→ **Prompt**: Wherever the word "description" appears in the entries, copy the whole line.

→ **Working data**:
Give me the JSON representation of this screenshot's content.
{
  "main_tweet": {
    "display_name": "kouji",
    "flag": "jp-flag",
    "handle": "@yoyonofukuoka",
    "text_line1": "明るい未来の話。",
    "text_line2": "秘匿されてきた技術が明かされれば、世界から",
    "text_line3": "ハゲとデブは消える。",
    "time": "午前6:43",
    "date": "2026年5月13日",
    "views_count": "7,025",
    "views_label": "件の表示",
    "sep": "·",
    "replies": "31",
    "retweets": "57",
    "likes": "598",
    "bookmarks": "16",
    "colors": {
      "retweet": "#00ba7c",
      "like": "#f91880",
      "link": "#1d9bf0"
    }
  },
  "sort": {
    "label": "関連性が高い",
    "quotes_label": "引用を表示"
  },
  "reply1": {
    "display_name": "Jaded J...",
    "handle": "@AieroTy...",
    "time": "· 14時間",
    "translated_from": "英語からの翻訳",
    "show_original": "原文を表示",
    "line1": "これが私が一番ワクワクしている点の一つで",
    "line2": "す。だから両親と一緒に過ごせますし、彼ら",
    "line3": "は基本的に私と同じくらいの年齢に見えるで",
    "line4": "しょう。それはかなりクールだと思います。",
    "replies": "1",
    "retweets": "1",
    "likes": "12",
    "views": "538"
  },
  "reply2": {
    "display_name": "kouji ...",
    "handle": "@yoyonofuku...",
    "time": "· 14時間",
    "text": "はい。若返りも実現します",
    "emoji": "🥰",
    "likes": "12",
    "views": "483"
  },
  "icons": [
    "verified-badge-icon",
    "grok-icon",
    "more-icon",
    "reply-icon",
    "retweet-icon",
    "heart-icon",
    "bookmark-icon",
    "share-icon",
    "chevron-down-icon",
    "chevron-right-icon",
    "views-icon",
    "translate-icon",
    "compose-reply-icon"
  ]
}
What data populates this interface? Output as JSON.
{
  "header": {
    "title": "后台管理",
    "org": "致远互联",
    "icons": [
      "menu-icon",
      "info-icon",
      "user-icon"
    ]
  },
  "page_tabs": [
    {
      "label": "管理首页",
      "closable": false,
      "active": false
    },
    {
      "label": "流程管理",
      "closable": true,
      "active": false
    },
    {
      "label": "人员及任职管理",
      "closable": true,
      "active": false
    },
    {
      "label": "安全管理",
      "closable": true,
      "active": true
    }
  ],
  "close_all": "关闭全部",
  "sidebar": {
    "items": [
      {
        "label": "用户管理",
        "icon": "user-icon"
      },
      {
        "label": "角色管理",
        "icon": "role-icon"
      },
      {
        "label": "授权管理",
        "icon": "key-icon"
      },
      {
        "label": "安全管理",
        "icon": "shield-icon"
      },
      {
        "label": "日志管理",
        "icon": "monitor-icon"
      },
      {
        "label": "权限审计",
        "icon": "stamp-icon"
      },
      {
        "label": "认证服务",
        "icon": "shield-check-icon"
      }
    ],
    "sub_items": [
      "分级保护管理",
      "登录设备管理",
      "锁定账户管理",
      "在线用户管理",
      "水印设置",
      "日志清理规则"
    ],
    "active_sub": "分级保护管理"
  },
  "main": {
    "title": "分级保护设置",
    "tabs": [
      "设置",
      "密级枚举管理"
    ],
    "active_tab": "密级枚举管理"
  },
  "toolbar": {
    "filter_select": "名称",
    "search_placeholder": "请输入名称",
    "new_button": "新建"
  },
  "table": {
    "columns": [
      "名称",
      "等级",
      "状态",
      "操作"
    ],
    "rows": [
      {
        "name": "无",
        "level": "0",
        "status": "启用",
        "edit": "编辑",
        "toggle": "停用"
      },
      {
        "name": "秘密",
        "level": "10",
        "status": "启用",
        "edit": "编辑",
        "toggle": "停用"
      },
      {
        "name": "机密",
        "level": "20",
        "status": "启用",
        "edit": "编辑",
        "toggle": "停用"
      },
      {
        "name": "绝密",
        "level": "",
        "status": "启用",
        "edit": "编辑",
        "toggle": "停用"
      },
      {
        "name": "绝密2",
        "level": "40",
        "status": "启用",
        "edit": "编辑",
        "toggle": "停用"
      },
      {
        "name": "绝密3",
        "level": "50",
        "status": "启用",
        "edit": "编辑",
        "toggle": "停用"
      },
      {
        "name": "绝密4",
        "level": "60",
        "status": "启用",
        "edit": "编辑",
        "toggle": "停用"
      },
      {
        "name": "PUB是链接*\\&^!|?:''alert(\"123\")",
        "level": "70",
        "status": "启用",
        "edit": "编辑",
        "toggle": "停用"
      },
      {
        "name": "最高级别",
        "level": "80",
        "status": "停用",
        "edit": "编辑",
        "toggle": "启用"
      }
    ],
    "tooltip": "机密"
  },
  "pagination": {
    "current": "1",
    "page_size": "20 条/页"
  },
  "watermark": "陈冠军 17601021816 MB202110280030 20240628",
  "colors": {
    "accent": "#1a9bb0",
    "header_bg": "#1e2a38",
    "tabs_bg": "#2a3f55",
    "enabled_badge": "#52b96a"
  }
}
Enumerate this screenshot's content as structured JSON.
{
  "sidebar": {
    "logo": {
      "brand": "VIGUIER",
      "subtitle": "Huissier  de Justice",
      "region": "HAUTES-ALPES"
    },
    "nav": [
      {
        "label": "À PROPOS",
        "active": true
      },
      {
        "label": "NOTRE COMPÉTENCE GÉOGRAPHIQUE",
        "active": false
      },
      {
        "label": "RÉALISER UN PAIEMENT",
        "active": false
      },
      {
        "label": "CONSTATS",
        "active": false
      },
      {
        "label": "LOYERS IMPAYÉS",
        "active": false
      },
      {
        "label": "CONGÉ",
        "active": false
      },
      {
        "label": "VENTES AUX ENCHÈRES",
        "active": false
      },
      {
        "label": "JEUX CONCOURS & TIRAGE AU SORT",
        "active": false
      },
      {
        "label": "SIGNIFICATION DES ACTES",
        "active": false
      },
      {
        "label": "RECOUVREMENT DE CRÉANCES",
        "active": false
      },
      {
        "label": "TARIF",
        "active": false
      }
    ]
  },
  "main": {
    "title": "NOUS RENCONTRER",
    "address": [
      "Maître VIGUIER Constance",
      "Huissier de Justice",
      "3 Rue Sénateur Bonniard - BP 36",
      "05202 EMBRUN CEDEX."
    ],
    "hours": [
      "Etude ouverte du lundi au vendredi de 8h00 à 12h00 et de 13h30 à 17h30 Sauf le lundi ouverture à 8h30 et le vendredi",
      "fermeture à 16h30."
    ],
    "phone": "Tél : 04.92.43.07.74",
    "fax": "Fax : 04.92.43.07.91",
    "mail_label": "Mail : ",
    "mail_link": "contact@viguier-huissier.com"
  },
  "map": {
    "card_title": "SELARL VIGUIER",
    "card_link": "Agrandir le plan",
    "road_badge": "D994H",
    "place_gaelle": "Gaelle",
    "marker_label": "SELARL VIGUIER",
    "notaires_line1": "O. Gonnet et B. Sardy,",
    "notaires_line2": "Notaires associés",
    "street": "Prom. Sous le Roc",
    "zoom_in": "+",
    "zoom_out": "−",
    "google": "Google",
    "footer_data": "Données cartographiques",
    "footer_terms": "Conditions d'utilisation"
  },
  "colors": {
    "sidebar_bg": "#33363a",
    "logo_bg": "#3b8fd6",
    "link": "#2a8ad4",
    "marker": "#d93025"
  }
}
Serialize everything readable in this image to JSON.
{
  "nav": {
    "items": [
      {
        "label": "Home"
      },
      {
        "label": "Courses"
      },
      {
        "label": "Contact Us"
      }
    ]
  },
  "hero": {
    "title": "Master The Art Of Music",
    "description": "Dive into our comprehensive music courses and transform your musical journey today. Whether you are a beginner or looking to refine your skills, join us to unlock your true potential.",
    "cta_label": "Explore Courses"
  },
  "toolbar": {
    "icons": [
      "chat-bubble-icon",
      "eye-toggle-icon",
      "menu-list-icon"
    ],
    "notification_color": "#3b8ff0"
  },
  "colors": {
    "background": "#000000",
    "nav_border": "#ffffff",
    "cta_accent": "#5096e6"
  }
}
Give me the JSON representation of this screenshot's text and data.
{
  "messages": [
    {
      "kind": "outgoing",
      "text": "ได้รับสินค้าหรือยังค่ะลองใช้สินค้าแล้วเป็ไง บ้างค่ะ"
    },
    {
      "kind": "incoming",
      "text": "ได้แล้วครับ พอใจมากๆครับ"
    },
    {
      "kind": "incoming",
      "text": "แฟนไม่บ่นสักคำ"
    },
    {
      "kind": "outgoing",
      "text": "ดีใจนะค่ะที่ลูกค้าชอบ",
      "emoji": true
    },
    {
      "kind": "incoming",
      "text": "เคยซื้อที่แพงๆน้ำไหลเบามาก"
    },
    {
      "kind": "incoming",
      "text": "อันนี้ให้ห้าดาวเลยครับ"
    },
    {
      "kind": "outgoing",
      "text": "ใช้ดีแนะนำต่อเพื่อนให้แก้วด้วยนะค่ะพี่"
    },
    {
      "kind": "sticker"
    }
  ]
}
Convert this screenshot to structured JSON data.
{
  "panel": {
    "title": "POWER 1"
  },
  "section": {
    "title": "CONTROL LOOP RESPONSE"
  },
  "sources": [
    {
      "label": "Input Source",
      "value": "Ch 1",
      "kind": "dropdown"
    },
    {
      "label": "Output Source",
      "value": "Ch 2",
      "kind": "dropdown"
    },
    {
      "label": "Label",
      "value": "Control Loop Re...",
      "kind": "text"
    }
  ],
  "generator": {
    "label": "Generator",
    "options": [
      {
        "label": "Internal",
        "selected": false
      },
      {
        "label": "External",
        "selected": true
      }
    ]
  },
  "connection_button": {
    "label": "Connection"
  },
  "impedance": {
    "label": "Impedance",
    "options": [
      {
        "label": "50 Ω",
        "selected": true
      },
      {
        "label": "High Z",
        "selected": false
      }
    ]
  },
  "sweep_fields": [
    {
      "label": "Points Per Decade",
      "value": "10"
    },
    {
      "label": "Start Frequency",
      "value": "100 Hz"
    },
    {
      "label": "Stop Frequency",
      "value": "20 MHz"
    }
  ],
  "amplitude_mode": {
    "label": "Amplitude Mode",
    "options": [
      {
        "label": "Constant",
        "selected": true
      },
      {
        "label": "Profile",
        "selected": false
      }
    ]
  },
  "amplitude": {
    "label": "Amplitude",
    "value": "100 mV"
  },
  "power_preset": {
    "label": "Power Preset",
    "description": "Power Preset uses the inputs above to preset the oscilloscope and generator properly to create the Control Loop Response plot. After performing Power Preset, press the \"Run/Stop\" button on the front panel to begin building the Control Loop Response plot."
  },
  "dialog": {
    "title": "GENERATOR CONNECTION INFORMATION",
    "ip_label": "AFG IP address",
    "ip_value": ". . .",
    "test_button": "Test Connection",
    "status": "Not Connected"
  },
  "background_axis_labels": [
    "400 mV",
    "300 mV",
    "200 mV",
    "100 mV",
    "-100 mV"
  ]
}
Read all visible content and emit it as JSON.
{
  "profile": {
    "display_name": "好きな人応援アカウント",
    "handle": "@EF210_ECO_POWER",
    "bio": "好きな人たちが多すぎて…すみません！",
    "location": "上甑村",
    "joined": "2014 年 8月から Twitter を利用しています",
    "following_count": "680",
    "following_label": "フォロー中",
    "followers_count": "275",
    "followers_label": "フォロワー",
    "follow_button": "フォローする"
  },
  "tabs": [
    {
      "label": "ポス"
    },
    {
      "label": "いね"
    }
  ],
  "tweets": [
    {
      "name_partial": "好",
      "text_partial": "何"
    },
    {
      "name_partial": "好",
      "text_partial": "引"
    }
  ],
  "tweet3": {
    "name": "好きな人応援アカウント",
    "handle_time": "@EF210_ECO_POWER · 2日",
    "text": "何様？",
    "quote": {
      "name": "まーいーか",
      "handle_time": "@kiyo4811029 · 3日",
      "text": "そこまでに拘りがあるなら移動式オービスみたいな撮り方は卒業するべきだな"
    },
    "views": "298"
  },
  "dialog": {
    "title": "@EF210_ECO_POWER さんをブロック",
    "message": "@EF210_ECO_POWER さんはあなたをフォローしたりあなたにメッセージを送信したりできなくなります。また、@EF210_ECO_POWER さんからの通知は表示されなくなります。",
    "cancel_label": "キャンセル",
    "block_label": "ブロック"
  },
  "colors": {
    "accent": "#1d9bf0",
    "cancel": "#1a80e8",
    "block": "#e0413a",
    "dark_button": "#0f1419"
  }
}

→ **Problem solution**:
    "description": "Dive into our comprehensive music courses and transform your musical journey today. Whether you are a beginner or looking to refine your skills, join us to unlock your true potential.",
    "description": "Power Preset uses the inputs above to preset the oscilloscope and generator properly to create the Control Loop Response plot. After performing Power Preset, press the \"Run/Stop\" button on the front panel to begin building the Control Loop Response plot."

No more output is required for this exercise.